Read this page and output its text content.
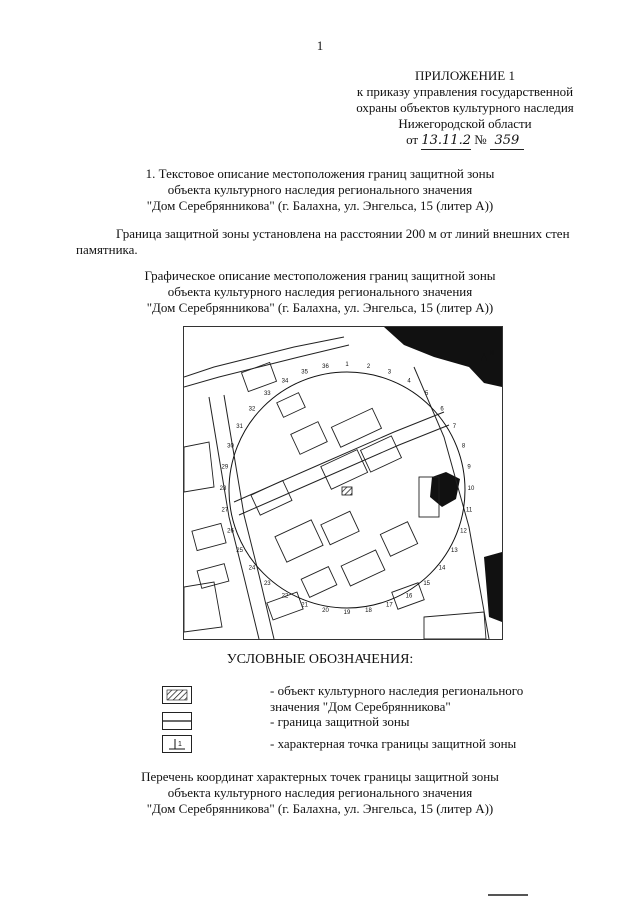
1
ПРИЛОЖЕНИЕ 1
к приказу управления государственной
охраны объектов культурного наследия
Нижегородской области
от 13.11.2 № 359
1. Текстовое описание местоположения границ защитной зоны
объекта культурного наследия регионального значения
"Дом Серебрянникова" (г. Балахна, ул. Энгельса, 15 (литер А))
Граница защитной зоны установлена на расстоянии 200 м от линий внешних стен
памятника.
Графическое описание местоположения границ защитной зоны
объекта культурного наследия регионального значения
"Дом Серебрянникова" (г. Балахна, ул. Энгельса, 15 (литер А))
N
1	2
3
4
5
6
7
8
9
10
11
12
13
14
15
16
17
18
19
20
21
22
23
24
25
26
27
28
29
30
31
32
33
34
35
36
УСЛОВНЫЕ ОБОЗНАЧЕНИЯ:
- объект культурного наследия регионального
значения "Дом Серебрянникова"
- граница защитной зоны
1	- характерная точка границы защитной зоны
Перечень координат характерных точек границы защитной зоны
объекта культурного наследия регионального значения
"Дом Серебрянникова" (г. Балахна, ул. Энгельса, 15 (литер А))
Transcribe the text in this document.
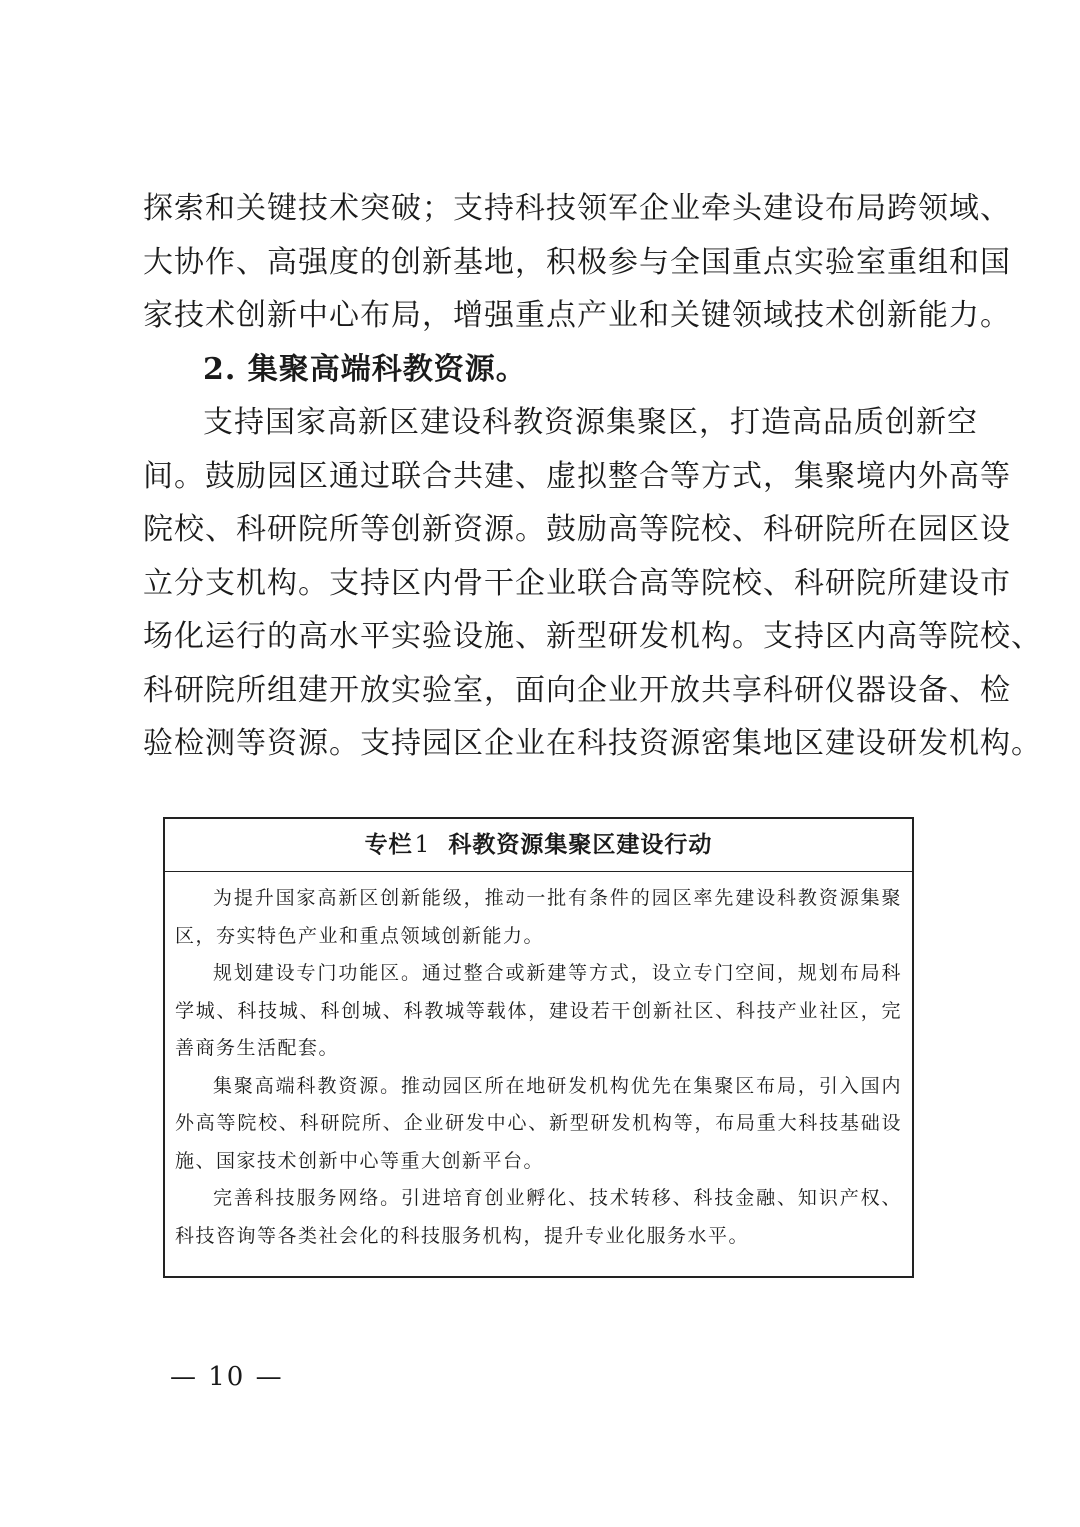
探索和关键技术突破；支持科技领军企业牵头建设布局跨领域、
大协作、高强度的创新基地，积极参与全国重点实验室重组和国
家技术创新中心布局，增强重点产业和关键领域技术创新能力。
2. 集聚高端科教资源。
支持国家高新区建设科教资源集聚区，打造高品质创新空
间。鼓励园区通过联合共建、虚拟整合等方式，集聚境内外高等
院校、科研院所等创新资源。鼓励高等院校、科研院所在园区设
立分支机构。支持区内骨干企业联合高等院校、科研院所建设市
场化运行的高水平实验设施、新型研发机构。支持区内高等院校、
科研院所组建开放实验室，面向企业开放共享科研仪器设备、检
验检测等资源。支持园区企业在科技资源密集地区建设研发机构。
专栏1 科教资源集聚区建设行动
为提升国家高新区创新能级，推动一批有条件的园区率先建设科教资源集聚
区，夯实特色产业和重点领域创新能力。
规划建设专门功能区。通过整合或新建等方式，设立专门空间，规划布局科
学城、科技城、科创城、科教城等载体，建设若干创新社区、科技产业社区，完
善商务生活配套。
集聚高端科教资源。推动园区所在地研发机构优先在集聚区布局，引入国内
外高等院校、科研院所、企业研发中心、新型研发机构等，布局重大科技基础设
施、国家技术创新中心等重大创新平台。
完善科技服务网络。引进培育创业孵化、技术转移、科技金融、知识产权、
科技咨询等各类社会化的科技服务机构，提升专业化服务水平。
— 10 —
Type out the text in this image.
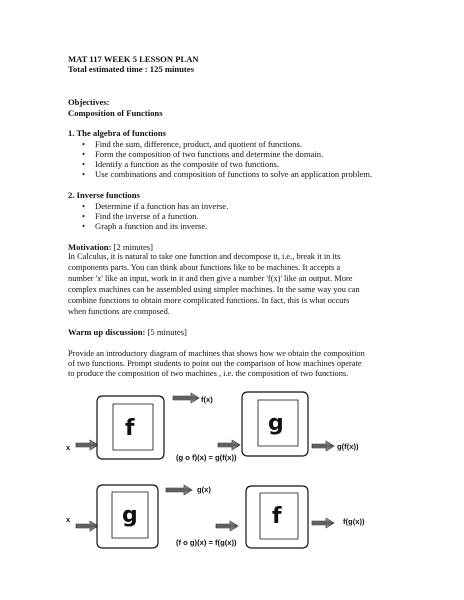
MAT 117 WEEK 5 LESSON PLAN
Total estimated time : 125 minutes
Objectives:
Composition of Functions
1. The algebra of functions
• Find the sum, difference, product, and quotient of functions.
• Form the composition of two functions and determine the domain.
• Identify a function as the composite of two functions.
• Use combinations and composition of functions to solve an application problem.
2. Inverse functions
• Determine if a function has an inverse.
• Find the inverse of a function.
• Graph a function and its inverse.
Motivation: [2 minutes]
In Calculus, it is natural to take one function and decompose it, i.e., break it in its
components parts. You can think about functions like to be machines. It accepts a
number 'x' like an input, work in it and then give a number 'f(x)' like an output. More
complex machines can be assembled using simpler machines. In the same way you can
combine functions to obtain more complicated functions. In fact, this is what occurs
when functions are composed.
Warm up discussion: [5 minutes]
Provide an introductory diagram of machines that shows how we obtain the composition
of two functions. Prompt students to point out the comparison of how machines operate
to produce the composition of two machines , i.e. the composition of two functions.
x
f
f(x)
g
g(f(x))
(g o f)(x) = g(f(x))
x g
g(x)
f	f(g(x))
(f o g)(x) = f(g(x))
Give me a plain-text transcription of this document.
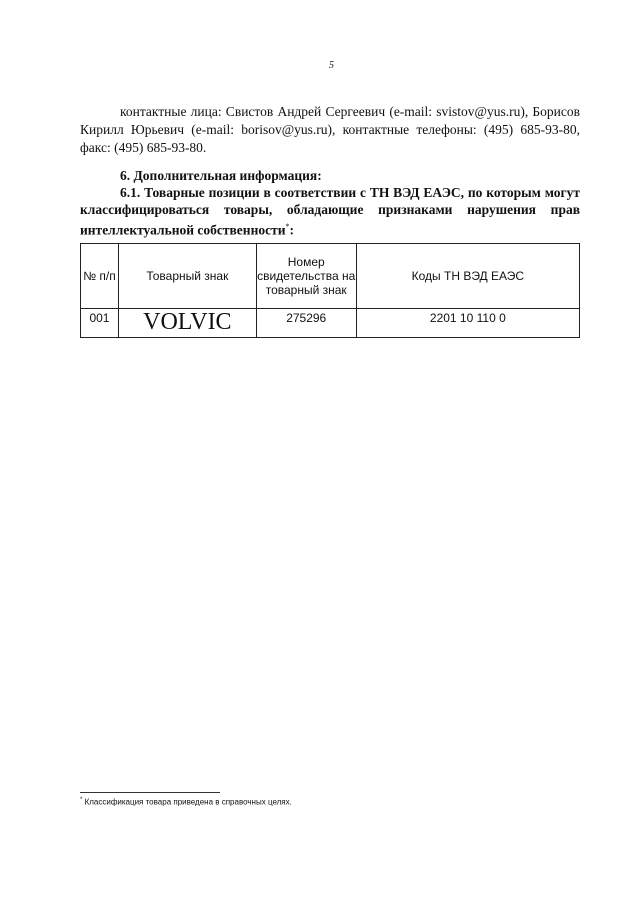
5
контактные лица: Свистов Андрей Сергеевич (e-mail: svistov@yus.ru), Борисов Кирилл Юрьевич (e-mail: borisov@yus.ru), контактные телефоны: (495) 685-93-80, факс: (495) 685-93-80.
6. Дополнительная информация:
6.1. Товарные позиции в соответствии с ТН ВЭД ЕАЭС, по которым могут классифицироваться товары, обладающие признаками нарушения прав интеллектуальной собственности*:
№ п/п	Товарный знак	Номер свидетельства на товарный знак	Коды ТН ВЭД ЕАЭС
001	VOLVIC	275296	2201 10 110 0
* Классификация товара приведена в справочных целях.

····················

▶ [Request]:
Quote the preceding records in their entirety, excluding every picture.

▶ [Correct answer]:
Read this page and output its text content.
1
ПРИЛОЖЕНИЕ 1
к приказу управления государственной
охраны объектов культурного наследия
Нижегородской области
от 13.11.2 № 359
1. Текстовое описание местоположения границ защитной зоны
объекта культурного наследия регионального значения
"Дом Серебрянникова" (г. Балахна, ул. Энгельса, 15 (литер А))
Граница защитной зоны установлена на расстоянии 200 м от линий внешних стен
памятника.
Графическое описание местоположения границ защитной зоны
объекта культурного наследия регионального значения
"Дом Серебрянникова" (г. Балахна, ул. Энгельса, 15 (литер А))
N
1	2
3
4
5
6
7
8
9
10
11
12
13
14
15
16
17
18
19
20
21
22
23
24
25
26
27
28
29
30
31
32
33
34
35
36
УСЛОВНЫЕ ОБОЗНАЧЕНИЯ:
- объект культурного наследия регионального
значения "Дом Серебрянникова"
- граница защитной зоны
1	- характерная точка границы защитной зоны
Перечень координат характерных точек границы защитной зоны
объекта культурного наследия регионального значения
"Дом Серебрянникова" (г. Балахна, ул. Энгельса, 15 (литер А))
Transcribe the text in this document.
探索和关键技术突破；支持科技领军企业牵头建设布局跨领域、
大协作、高强度的创新基地，积极参与全国重点实验室重组和国
家技术创新中心布局，增强重点产业和关键领域技术创新能力。
2. 集聚高端科教资源。
支持国家高新区建设科教资源集聚区，打造高品质创新空
间。鼓励园区通过联合共建、虚拟整合等方式，集聚境内外高等
院校、科研院所等创新资源。鼓励高等院校、科研院所在园区设
立分支机构。支持区内骨干企业联合高等院校、科研院所建设市
场化运行的高水平实验设施、新型研发机构。支持区内高等院校、
科研院所组建开放实验室，面向企业开放共享科研仪器设备、检
验检测等资源。支持园区企业在科技资源密集地区建设研发机构。
专栏1 科教资源集聚区建设行动
为提升国家高新区创新能级，推动一批有条件的园区率先建设科教资源集聚
区，夯实特色产业和重点领域创新能力。
规划建设专门功能区。通过整合或新建等方式，设立专门空间，规划布局科
学城、科技城、科创城、科教城等载体，建设若干创新社区、科技产业社区，完
善商务生活配套。
集聚高端科教资源。推动园区所在地研发机构优先在集聚区布局，引入国内
外高等院校、科研院所、企业研发中心、新型研发机构等，布局重大科技基础设
施、国家技术创新中心等重大创新平台。
完善科技服务网络。引进培育创业孵化、技术转移、科技金融、知识产权、
科技咨询等各类社会化的科技服务机构，提升专业化服务水平。
— 10 —
Type out the text in this image.
MAT 117 WEEK 5 LESSON PLAN
Total estimated time : 125 minutes
Objectives:
Composition of Functions
1. The algebra of functions
• Find the sum, difference, product, and quotient of functions.
• Form the composition of two functions and determine the domain.
• Identify a function as the composite of two functions.
• Use combinations and composition of functions to solve an application problem.
2. Inverse functions
• Determine if a function has an inverse.
• Find the inverse of a function.
• Graph a function and its inverse.
Motivation: [2 minutes]
In Calculus, it is natural to take one function and decompose it, i.e., break it in its
components parts. You can think about functions like to be machines. It accepts a
number 'x' like an input, work in it and then give a number 'f(x)' like an output. More
complex machines can be assembled using simpler machines. In the same way you can
combine functions to obtain more complicated functions. In fact, this is what occurs
when functions are composed.
Warm up discussion: [5 minutes]
Provide an introductory diagram of machines that shows how we obtain the composition
of two functions. Prompt students to point out the comparison of how machines operate
to produce the composition of two machines , i.e. the composition of two functions.
x
f
f(x)
g
g(f(x))
(g o f)(x) = g(f(x))
x g
g(x)
f	f(g(x))
(f o g)(x) = f(g(x))
Give me a plain-text transcription of this document.
5
контактные лица: Свистов Андрей Сергеевич (e-mail: svistov@yus.ru), Борисов Кирилл Юрьевич (e-mail: borisov@yus.ru), контактные телефоны: (495) 685-93-80, факс: (495) 685-93-80.
6. Дополнительная информация:
6.1. Товарные позиции в соответствии с ТН ВЭД ЕАЭС, по которым могут классифицироваться товары, обладающие признаками нарушения прав интеллектуальной собственности*:
№ п/п	Товарный знак	Номер свидетельства на товарный знак	Коды ТН ВЭД ЕАЭС
001	VOLVIC	275296	2201 10 110 0
* Классификация товара приведена в справочных целях.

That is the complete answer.